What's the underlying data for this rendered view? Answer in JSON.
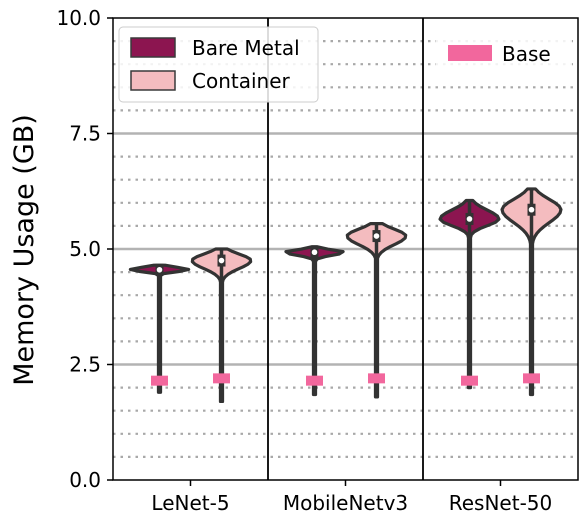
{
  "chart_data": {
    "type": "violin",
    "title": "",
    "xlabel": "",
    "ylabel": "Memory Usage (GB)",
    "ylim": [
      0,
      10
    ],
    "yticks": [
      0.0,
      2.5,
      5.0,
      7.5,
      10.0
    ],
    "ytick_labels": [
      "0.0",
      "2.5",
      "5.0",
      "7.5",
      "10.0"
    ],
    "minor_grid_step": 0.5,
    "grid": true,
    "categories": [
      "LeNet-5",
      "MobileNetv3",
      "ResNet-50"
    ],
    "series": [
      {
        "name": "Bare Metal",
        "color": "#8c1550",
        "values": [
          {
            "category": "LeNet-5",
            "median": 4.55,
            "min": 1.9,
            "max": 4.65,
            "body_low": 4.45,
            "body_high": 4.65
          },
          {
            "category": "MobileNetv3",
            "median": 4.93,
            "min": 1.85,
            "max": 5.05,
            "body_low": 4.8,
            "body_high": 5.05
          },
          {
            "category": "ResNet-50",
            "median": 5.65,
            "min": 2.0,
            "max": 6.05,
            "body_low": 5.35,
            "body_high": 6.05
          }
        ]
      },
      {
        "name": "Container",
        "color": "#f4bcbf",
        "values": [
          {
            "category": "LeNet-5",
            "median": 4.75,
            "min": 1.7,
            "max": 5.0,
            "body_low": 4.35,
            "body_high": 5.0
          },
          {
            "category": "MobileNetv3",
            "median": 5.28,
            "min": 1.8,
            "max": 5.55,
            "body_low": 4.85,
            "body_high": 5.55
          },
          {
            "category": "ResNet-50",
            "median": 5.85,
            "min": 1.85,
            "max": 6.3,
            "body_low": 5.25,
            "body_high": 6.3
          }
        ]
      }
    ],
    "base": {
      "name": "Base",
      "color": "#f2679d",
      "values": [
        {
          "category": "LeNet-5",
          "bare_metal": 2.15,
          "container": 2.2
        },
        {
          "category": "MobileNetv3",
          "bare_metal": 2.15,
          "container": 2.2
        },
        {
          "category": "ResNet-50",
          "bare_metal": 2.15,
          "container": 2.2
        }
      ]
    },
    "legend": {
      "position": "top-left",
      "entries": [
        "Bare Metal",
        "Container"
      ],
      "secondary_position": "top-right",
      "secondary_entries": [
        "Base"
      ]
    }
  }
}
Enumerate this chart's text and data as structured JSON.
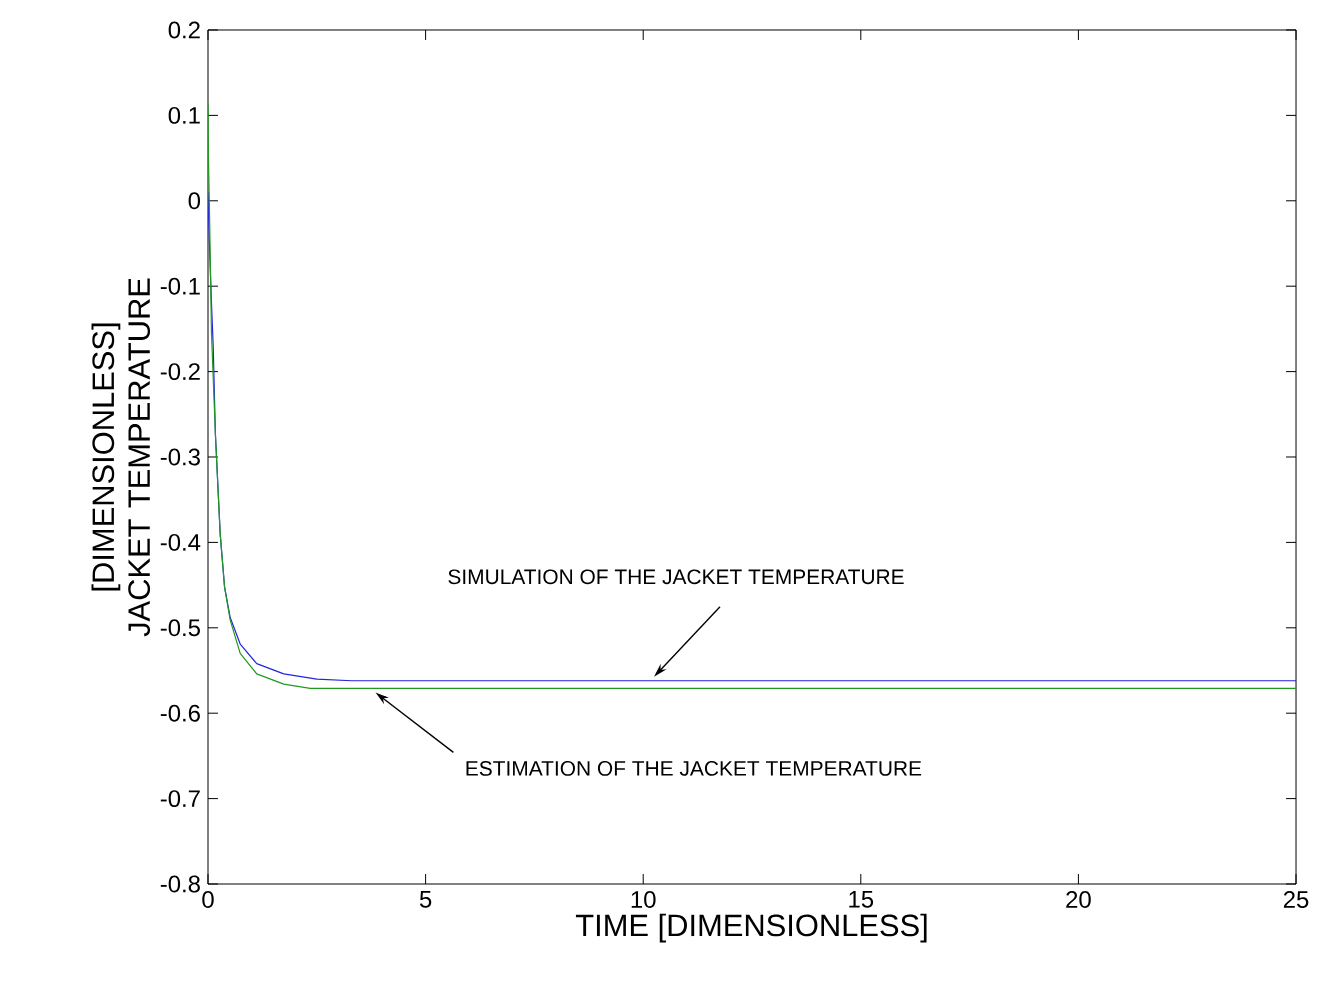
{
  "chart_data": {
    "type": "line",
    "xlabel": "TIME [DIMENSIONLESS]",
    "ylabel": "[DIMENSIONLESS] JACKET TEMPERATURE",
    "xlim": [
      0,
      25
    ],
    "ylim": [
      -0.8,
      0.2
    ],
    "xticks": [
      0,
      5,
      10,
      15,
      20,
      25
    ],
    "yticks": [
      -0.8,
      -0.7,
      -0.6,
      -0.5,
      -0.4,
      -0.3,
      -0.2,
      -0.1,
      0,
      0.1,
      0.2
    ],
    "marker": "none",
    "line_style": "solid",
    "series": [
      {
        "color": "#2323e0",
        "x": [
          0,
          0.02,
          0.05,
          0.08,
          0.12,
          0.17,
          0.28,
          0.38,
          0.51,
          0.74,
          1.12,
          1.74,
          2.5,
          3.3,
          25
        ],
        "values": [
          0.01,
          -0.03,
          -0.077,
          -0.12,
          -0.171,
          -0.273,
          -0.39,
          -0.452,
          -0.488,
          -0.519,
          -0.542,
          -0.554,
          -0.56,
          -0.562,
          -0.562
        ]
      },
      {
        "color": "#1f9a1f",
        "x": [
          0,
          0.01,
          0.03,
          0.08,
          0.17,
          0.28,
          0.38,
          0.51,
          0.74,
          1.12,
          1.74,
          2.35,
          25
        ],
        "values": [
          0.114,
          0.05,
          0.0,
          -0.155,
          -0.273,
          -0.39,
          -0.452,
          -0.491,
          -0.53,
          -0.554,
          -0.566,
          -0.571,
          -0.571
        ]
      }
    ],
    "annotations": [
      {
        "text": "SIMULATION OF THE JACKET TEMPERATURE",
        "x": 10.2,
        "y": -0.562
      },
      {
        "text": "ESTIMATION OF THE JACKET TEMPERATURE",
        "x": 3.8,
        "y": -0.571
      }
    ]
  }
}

========================================================================

> _EXERCISE BRIEF_: Determine the number of lines in the listing that hold the word "ylabel", and supply that number and nothing further.

> _OUTPUT FOR THIS TASK_: 2